_Records_.
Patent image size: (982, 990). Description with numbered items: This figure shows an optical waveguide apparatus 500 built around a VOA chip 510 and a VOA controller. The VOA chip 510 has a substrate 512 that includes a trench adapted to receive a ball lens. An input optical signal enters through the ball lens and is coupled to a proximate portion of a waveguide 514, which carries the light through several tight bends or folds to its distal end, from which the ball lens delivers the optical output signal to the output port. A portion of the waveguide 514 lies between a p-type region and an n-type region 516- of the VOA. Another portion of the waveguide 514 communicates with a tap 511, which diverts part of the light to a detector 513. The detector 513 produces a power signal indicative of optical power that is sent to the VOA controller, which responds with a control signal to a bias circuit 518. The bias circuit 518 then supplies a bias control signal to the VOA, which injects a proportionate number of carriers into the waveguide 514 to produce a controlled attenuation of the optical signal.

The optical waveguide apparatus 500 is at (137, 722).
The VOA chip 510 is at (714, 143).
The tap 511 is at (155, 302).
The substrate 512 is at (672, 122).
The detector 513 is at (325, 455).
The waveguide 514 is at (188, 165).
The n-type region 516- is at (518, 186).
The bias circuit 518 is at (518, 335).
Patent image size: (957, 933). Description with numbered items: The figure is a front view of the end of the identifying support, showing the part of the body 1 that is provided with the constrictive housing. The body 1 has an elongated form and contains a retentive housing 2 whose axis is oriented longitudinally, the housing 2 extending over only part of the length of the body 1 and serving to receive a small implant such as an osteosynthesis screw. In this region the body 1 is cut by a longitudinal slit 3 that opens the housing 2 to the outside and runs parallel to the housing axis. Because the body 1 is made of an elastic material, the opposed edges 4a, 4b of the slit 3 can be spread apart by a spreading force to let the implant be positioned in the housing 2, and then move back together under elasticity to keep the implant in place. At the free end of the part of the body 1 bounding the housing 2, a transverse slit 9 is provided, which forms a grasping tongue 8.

_Short task_. Update the records above by replacing "Patent image size" with "Drawing size" wherever it occurs, and leave every other part unchanged.

_Result for this exercise_.
Drawing size: (982, 990). Description with numbered items: This figure shows an optical waveguide apparatus 500 built around a VOA chip 510 and a VOA controller. The VOA chip 510 has a substrate 512 that includes a trench adapted to receive a ball lens. An input optical signal enters through the ball lens and is coupled to a proximate portion of a waveguide 514, which carries the light through several tight bends or folds to its distal end, from which the ball lens delivers the optical output signal to the output port. A portion of the waveguide 514 lies between a p-type region and an n-type region 516- of the VOA. Another portion of the waveguide 514 communicates with a tap 511, which diverts part of the light to a detector 513. The detector 513 produces a power signal indicative of optical power that is sent to the VOA controller, which responds with a control signal to a bias circuit 518. The bias circuit 518 then supplies a bias control signal to the VOA, which injects a proportionate number of carriers into the waveguide 514 to produce a controlled attenuation of the optical signal.

The optical waveguide apparatus 500 is at (137, 722).
The VOA chip 510 is at (714, 143).
The tap 511 is at (155, 302).
The substrate 512 is at (672, 122).
The detector 513 is at (325, 455).
The waveguide 514 is at (188, 165).
The n-type region 516- is at (518, 186).
The bias circuit 518 is at (518, 335).
Drawing size: (957, 933). Description with numbered items: The figure is a front view of the end of the identifying support, showing the part of the body 1 that is provided with the constrictive housing. The body 1 has an elongated form and contains a retentive housing 2 whose axis is oriented longitudinally, the housing 2 extending over only part of the length of the body 1 and serving to receive a small implant such as an osteosynthesis screw. In this region the body 1 is cut by a longitudinal slit 3 that opens the housing 2 to the outside and runs parallel to the housing axis. Because the body 1 is made of an elastic material, the opposed edges 4a, 4b of the slit 3 can be spread apart by a spreading force to let the implant be positioned in the housing 2, and then move back together under elasticity to keep the implant in place. At the free end of the part of the body 1 bounding the housing 2, a transverse slit 9 is provided, which forms a grasping tongue 8.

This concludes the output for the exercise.